→ RECORDED DATA:
----

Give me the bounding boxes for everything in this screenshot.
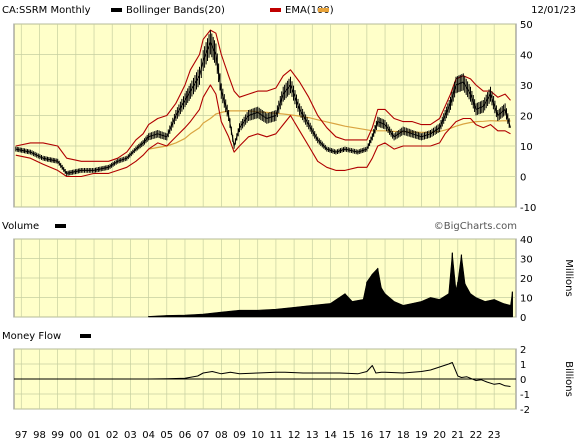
x-tick-label-23: 23	[488, 430, 501, 441]
y-tick-label-0-40: 40	[520, 51, 533, 62]
y-tick-label-2--2: -2	[520, 405, 530, 416]
x-tick-label-03: 03	[124, 430, 137, 441]
x-tick-label-08: 08	[215, 430, 228, 441]
y-tick-label-1-40: 40	[520, 235, 533, 246]
x-tick-label-14: 14	[324, 430, 337, 441]
x-tick-label-18: 18	[397, 430, 410, 441]
x-tick-label-12: 12	[288, 430, 301, 441]
y-tick-label-0-20: 20	[520, 112, 533, 123]
y-tick-label-0-30: 30	[520, 81, 533, 92]
x-tick-label-19: 19	[415, 430, 428, 441]
y-tick-label-1-0: 0	[520, 313, 526, 324]
y-tick-label-0-0: 0	[520, 173, 526, 184]
bollinger-upper-band	[15, 29, 511, 162]
legend-label-ema: EMA(100)	[285, 5, 334, 16]
x-tick-label-11: 11	[270, 430, 283, 441]
x-tick-label-99: 99	[51, 430, 64, 441]
legend-label-bollinger: Bollinger Bands(20)	[126, 5, 225, 16]
x-tick-label-98: 98	[33, 430, 46, 441]
money-flow-line	[148, 362, 511, 387]
x-tick-label-17: 17	[379, 430, 392, 441]
volume-swatch	[55, 224, 66, 228]
ticker-title: CA:SSRM Monthly	[2, 5, 91, 16]
x-tick-label-16: 16	[360, 430, 373, 441]
x-tick-label-13: 13	[306, 430, 319, 441]
y-tick-label-1-20: 20	[520, 274, 533, 285]
x-tick-label-02: 02	[106, 430, 119, 441]
money-flow-swatch	[80, 334, 91, 338]
watermark: ©BigCharts.com	[434, 221, 517, 232]
axis-layer: 97 98 99 00 01 02 03 04 05 06 07 08 09 10 11 12 13 14 15 16…	[15, 20, 536, 441]
x-tick-label-21: 21	[451, 430, 464, 441]
y-tick-label-0-50: 50	[520, 20, 533, 31]
y-tick-label-1-30: 30	[520, 255, 533, 266]
chart-date: 12/01/23	[531, 5, 576, 16]
legend-swatch-bollinger	[111, 8, 122, 12]
x-tick-label-00: 00	[69, 430, 82, 441]
x-tick-label-22: 22	[470, 430, 483, 441]
x-tick-label-97: 97	[15, 430, 28, 441]
data-layer	[15, 29, 513, 387]
y-tick-label-2-1: 1	[520, 360, 526, 371]
y-tick-label-1-10: 10	[520, 294, 533, 305]
y-tick-label-0-10: 10	[520, 142, 533, 153]
money-flow-title: Money Flow	[2, 331, 61, 342]
y-tick-label-2-0: 0	[520, 375, 526, 386]
x-tick-label-01: 01	[88, 430, 101, 441]
x-tick-label-20: 20	[433, 430, 446, 441]
price-close-line	[15, 41, 511, 174]
bollinger-lower-band	[15, 84, 511, 178]
ema-line	[148, 110, 511, 150]
volume-title: Volume	[2, 221, 39, 232]
x-tick-label-04: 04	[142, 430, 155, 441]
x-tick-label-10: 10	[251, 430, 264, 441]
money-flow-units-label: Billions	[563, 361, 574, 397]
y-tick-label-2--1: -1	[520, 390, 530, 401]
y-tick-label-0--10: -10	[520, 203, 536, 214]
legend-swatch-ema	[270, 8, 281, 12]
x-tick-label-05: 05	[160, 430, 173, 441]
x-tick-label-07: 07	[197, 430, 210, 441]
x-tick-label-06: 06	[179, 430, 192, 441]
legend-swatch-ema-line	[318, 8, 329, 12]
x-tick-label-09: 09	[233, 430, 246, 441]
x-tick-label-15: 15	[342, 430, 355, 441]
volume-units-label: Millions	[563, 259, 574, 296]
y-tick-label-2-2: 2	[520, 345, 526, 356]
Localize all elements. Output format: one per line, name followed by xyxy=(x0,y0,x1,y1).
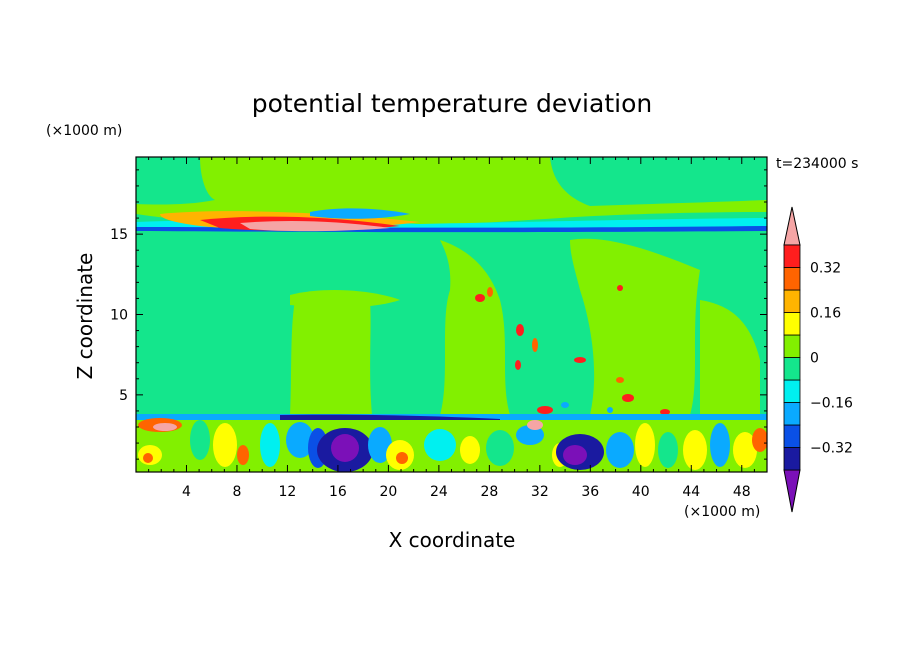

----

Convert the lines of the material from the one containing "430, 501, 441]" through the one containing "313, 526, 324]", inclusive, into a Markdown table with two columns: Row, holding a running number, and Entry, holding the line. Leave out any blank lines.

→ EXERCISE ANSWER:
| Row | Entry |
|---|---|
| 1 | x-tick-label-23: 23	[488, 430, 501, 441] |
| 2 | y-tick-label-0-40: 40	[520, 51, 533, 62] |
| 3 | y-tick-label-2--2: -2	[520, 405, 530, 416] |
| 4 | x-tick-label-03: 03	[124, 430, 137, 441] |
| 5 | x-tick-label-08: 08	[215, 430, 228, 441] |
| 6 | y-tick-label-1-40: 40	[520, 235, 533, 246] |
| 7 | x-tick-label-14: 14	[324, 430, 337, 441] |
| 8 | x-tick-label-18: 18	[397, 430, 410, 441] |
| 9 | x-tick-label-12: 12	[288, 430, 301, 441] |
| 10 | y-tick-label-0-20: 20	[520, 112, 533, 123] |
| 11 | y-tick-label-0-30: 30	[520, 81, 533, 92] |
| 12 | x-tick-label-19: 19	[415, 430, 428, 441] |
| 13 | y-tick-label-1-0: 0	[520, 313, 526, 324] |